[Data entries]
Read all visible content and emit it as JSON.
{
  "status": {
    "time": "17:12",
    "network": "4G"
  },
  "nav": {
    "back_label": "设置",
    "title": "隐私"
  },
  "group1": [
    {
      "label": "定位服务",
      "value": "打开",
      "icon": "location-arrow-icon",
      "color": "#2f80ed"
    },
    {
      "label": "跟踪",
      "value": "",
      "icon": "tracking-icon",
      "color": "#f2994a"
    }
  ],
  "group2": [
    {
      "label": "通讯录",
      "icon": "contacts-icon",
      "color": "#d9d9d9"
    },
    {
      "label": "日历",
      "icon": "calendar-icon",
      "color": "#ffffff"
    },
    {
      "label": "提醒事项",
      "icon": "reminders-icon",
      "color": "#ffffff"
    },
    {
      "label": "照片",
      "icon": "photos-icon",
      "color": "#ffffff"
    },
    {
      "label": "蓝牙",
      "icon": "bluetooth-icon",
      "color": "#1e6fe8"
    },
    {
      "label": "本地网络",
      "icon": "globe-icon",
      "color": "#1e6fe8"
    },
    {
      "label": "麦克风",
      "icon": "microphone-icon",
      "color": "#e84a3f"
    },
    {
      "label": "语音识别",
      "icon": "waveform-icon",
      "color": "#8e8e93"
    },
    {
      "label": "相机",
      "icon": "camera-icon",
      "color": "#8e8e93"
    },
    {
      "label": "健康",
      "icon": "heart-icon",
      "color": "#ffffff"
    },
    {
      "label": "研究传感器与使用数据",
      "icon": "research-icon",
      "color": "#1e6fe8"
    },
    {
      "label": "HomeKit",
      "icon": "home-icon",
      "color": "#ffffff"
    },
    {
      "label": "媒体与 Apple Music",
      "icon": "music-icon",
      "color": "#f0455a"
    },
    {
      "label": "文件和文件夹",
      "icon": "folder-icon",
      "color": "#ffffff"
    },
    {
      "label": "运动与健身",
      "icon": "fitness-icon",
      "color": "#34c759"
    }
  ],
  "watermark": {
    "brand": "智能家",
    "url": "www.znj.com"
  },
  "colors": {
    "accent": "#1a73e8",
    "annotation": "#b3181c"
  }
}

> WRITTEN TASK:
Give all the records again. Match them exactly.

> TASK SOLUTION:
Read all visible content and emit it as JSON.
{
  "status": {
    "time": "17:12",
    "network": "4G"
  },
  "nav": {
    "back_label": "设置",
    "title": "隐私"
  },
  "group1": [
    {
      "label": "定位服务",
      "value": "打开",
      "icon": "location-arrow-icon",
      "color": "#2f80ed"
    },
    {
      "label": "跟踪",
      "value": "",
      "icon": "tracking-icon",
      "color": "#f2994a"
    }
  ],
  "group2": [
    {
      "label": "通讯录",
      "icon": "contacts-icon",
      "color": "#d9d9d9"
    },
    {
      "label": "日历",
      "icon": "calendar-icon",
      "color": "#ffffff"
    },
    {
      "label": "提醒事项",
      "icon": "reminders-icon",
      "color": "#ffffff"
    },
    {
      "label": "照片",
      "icon": "photos-icon",
      "color": "#ffffff"
    },
    {
      "label": "蓝牙",
      "icon": "bluetooth-icon",
      "color": "#1e6fe8"
    },
    {
      "label": "本地网络",
      "icon": "globe-icon",
      "color": "#1e6fe8"
    },
    {
      "label": "麦克风",
      "icon": "microphone-icon",
      "color": "#e84a3f"
    },
    {
      "label": "语音识别",
      "icon": "waveform-icon",
      "color": "#8e8e93"
    },
    {
      "label": "相机",
      "icon": "camera-icon",
      "color": "#8e8e93"
    },
    {
      "label": "健康",
      "icon": "heart-icon",
      "color": "#ffffff"
    },
    {
      "label": "研究传感器与使用数据",
      "icon": "research-icon",
      "color": "#1e6fe8"
    },
    {
      "label": "HomeKit",
      "icon": "home-icon",
      "color": "#ffffff"
    },
    {
      "label": "媒体与 Apple Music",
      "icon": "music-icon",
      "color": "#f0455a"
    },
    {
      "label": "文件和文件夹",
      "icon": "folder-icon",
      "color": "#ffffff"
    },
    {
      "label": "运动与健身",
      "icon": "fitness-icon",
      "color": "#34c759"
    }
  ],
  "watermark": {
    "brand": "智能家",
    "url": "www.znj.com"
  },
  "colors": {
    "accent": "#1a73e8",
    "annotation": "#b3181c"
  }
}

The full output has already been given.